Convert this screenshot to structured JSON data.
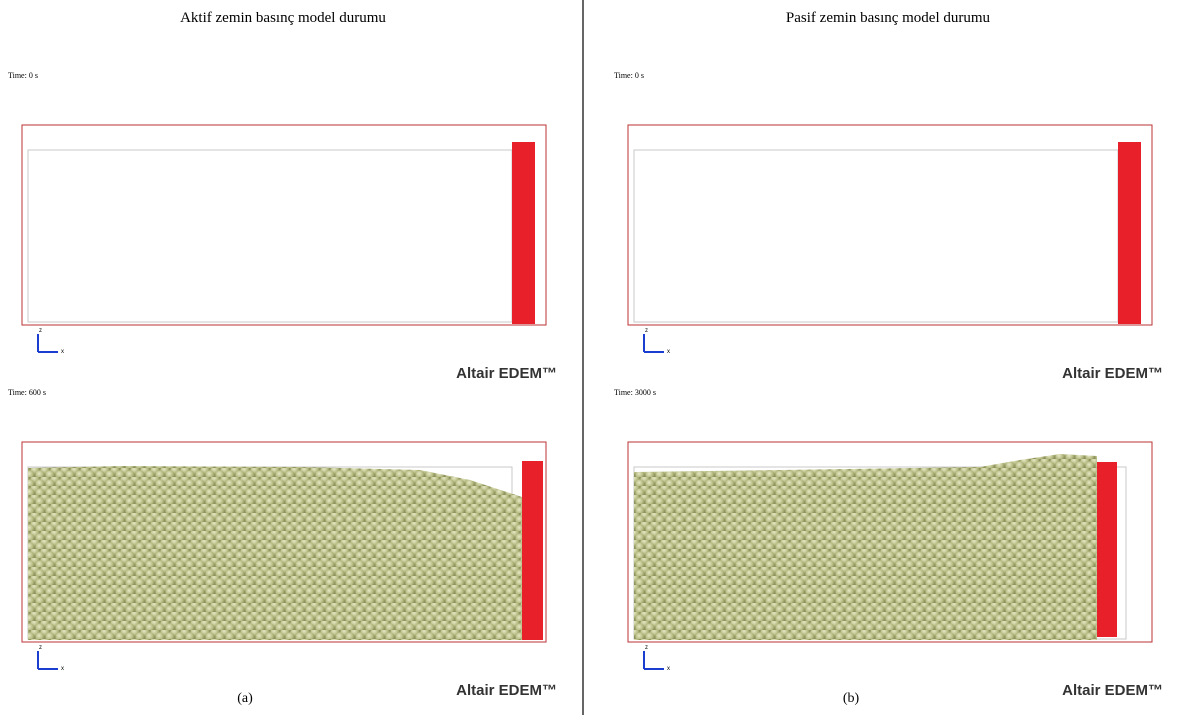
{
  "panels": [
    {
      "title": "Aktif zemin basınç model durumu",
      "caption": "(a)",
      "frames": [
        {
          "time": "Time: 0 s",
          "axis_z": "z",
          "axis_x": "x",
          "watermark": "Altair EDEM™"
        },
        {
          "time": "Time: 600 s",
          "axis_z": "z",
          "axis_x": "x",
          "watermark": "Altair EDEM™"
        }
      ]
    },
    {
      "title": "Pasif zemin basınç model durumu",
      "caption": "(b)",
      "frames": [
        {
          "time": "Time: 0 s",
          "axis_z": "z",
          "axis_x": "x",
          "watermark": "Altair EDEM™"
        },
        {
          "time": "Time: 3000 s",
          "axis_z": "z",
          "axis_x": "x",
          "watermark": "Altair EDEM™"
        }
      ]
    }
  ]
}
-.-.-
REQUIREMENT -
Search the records for the word "model" and copy every line where it occurs.

FINAL ANSWER -
      "title": "Aktif zemin basınç model durumu",
      "title": "Pasif zemin basınç model durumu",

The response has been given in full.